■ YOUR OBJECTIVE: Your task is to copy the listing exactly. Drop any pictures from the copy.

--- PROVIDED RECORDS ---

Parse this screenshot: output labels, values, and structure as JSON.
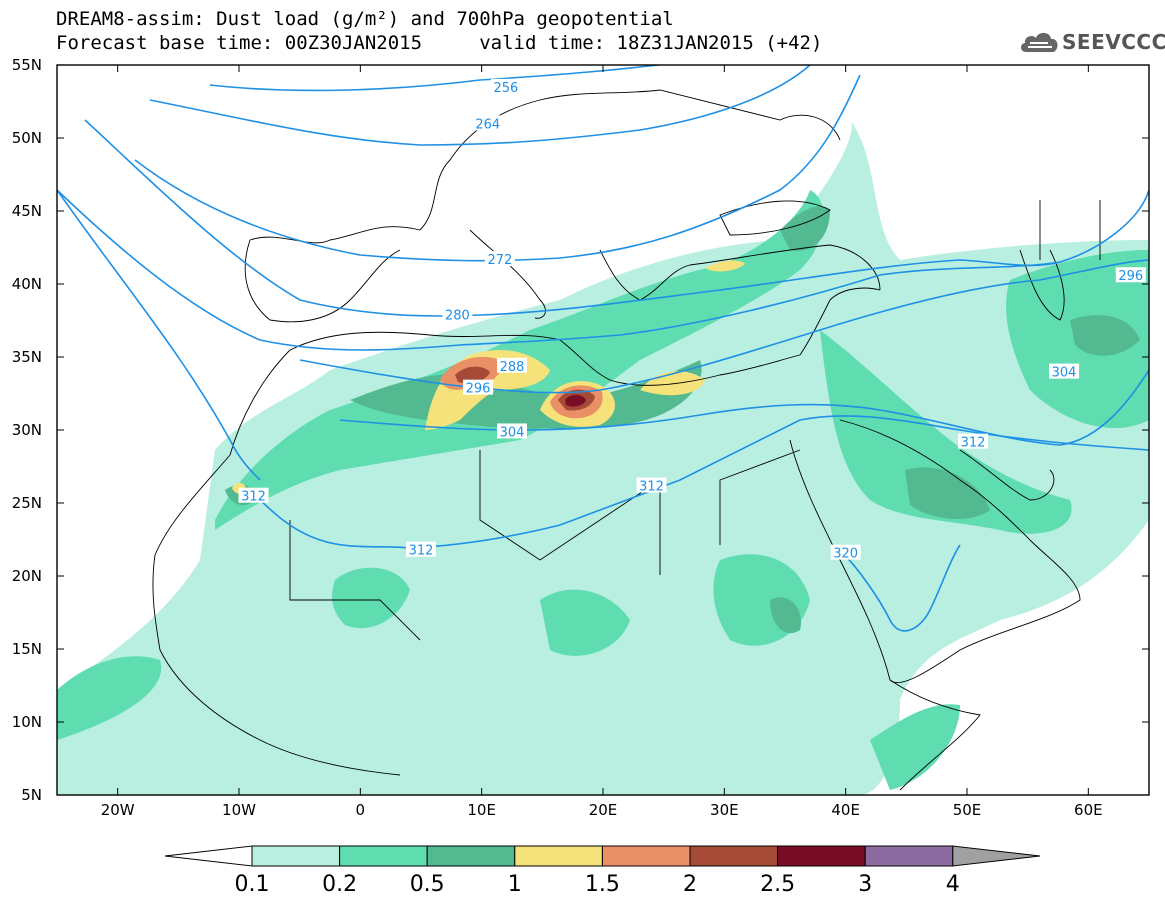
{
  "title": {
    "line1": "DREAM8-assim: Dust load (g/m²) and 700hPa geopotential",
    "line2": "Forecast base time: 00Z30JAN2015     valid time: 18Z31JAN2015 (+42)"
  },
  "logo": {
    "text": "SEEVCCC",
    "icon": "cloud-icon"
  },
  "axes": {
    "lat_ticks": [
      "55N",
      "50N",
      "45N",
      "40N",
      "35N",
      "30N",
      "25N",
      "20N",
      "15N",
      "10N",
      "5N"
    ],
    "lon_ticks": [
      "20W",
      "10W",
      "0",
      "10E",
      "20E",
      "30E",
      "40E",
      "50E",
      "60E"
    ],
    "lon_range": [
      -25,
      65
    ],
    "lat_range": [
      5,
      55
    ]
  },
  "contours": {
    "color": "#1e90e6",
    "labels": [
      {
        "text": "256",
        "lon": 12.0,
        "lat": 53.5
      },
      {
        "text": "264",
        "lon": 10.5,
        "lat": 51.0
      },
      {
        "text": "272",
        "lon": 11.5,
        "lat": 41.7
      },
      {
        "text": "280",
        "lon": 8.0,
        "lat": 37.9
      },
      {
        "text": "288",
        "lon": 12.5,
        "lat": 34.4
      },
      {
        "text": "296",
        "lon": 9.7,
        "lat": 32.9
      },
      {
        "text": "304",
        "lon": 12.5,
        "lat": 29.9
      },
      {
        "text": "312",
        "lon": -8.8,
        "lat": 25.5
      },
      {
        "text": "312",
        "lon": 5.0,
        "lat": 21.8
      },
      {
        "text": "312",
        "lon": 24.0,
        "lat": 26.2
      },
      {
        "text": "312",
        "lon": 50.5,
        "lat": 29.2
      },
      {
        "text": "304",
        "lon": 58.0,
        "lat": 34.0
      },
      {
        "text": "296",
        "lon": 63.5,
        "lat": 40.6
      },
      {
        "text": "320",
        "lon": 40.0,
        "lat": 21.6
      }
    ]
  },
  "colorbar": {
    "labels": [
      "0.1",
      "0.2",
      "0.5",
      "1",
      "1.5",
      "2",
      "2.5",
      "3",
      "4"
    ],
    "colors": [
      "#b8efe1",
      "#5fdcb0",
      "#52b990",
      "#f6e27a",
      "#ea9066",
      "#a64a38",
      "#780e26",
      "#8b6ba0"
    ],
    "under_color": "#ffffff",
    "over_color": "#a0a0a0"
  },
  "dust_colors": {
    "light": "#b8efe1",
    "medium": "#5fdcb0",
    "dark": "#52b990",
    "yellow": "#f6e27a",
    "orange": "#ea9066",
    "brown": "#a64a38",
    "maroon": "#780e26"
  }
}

---

■ FULL ANSWER:
Parse this screenshot: output labels, values, and structure as JSON.
{
  "title": {
    "line1": "DREAM8-assim: Dust load (g/m²) and 700hPa geopotential",
    "line2": "Forecast base time: 00Z30JAN2015     valid time: 18Z31JAN2015 (+42)"
  },
  "logo": {
    "text": "SEEVCCC",
    "icon": "cloud-icon"
  },
  "axes": {
    "lat_ticks": [
      "55N",
      "50N",
      "45N",
      "40N",
      "35N",
      "30N",
      "25N",
      "20N",
      "15N",
      "10N",
      "5N"
    ],
    "lon_ticks": [
      "20W",
      "10W",
      "0",
      "10E",
      "20E",
      "30E",
      "40E",
      "50E",
      "60E"
    ],
    "lon_range": [
      -25,
      65
    ],
    "lat_range": [
      5,
      55
    ]
  },
  "contours": {
    "color": "#1e90e6",
    "labels": [
      {
        "text": "256",
        "lon": 12.0,
        "lat": 53.5
      },
      {
        "text": "264",
        "lon": 10.5,
        "lat": 51.0
      },
      {
        "text": "272",
        "lon": 11.5,
        "lat": 41.7
      },
      {
        "text": "280",
        "lon": 8.0,
        "lat": 37.9
      },
      {
        "text": "288",
        "lon": 12.5,
        "lat": 34.4
      },
      {
        "text": "296",
        "lon": 9.7,
        "lat": 32.9
      },
      {
        "text": "304",
        "lon": 12.5,
        "lat": 29.9
      },
      {
        "text": "312",
        "lon": -8.8,
        "lat": 25.5
      },
      {
        "text": "312",
        "lon": 5.0,
        "lat": 21.8
      },
      {
        "text": "312",
        "lon": 24.0,
        "lat": 26.2
      },
      {
        "text": "312",
        "lon": 50.5,
        "lat": 29.2
      },
      {
        "text": "304",
        "lon": 58.0,
        "lat": 34.0
      },
      {
        "text": "296",
        "lon": 63.5,
        "lat": 40.6
      },
      {
        "text": "320",
        "lon": 40.0,
        "lat": 21.6
      }
    ]
  },
  "colorbar": {
    "labels": [
      "0.1",
      "0.2",
      "0.5",
      "1",
      "1.5",
      "2",
      "2.5",
      "3",
      "4"
    ],
    "colors": [
      "#b8efe1",
      "#5fdcb0",
      "#52b990",
      "#f6e27a",
      "#ea9066",
      "#a64a38",
      "#780e26",
      "#8b6ba0"
    ],
    "under_color": "#ffffff",
    "over_color": "#a0a0a0"
  },
  "dust_colors": {
    "light": "#b8efe1",
    "medium": "#5fdcb0",
    "dark": "#52b990",
    "yellow": "#f6e27a",
    "orange": "#ea9066",
    "brown": "#a64a38",
    "maroon": "#780e26"
  }
}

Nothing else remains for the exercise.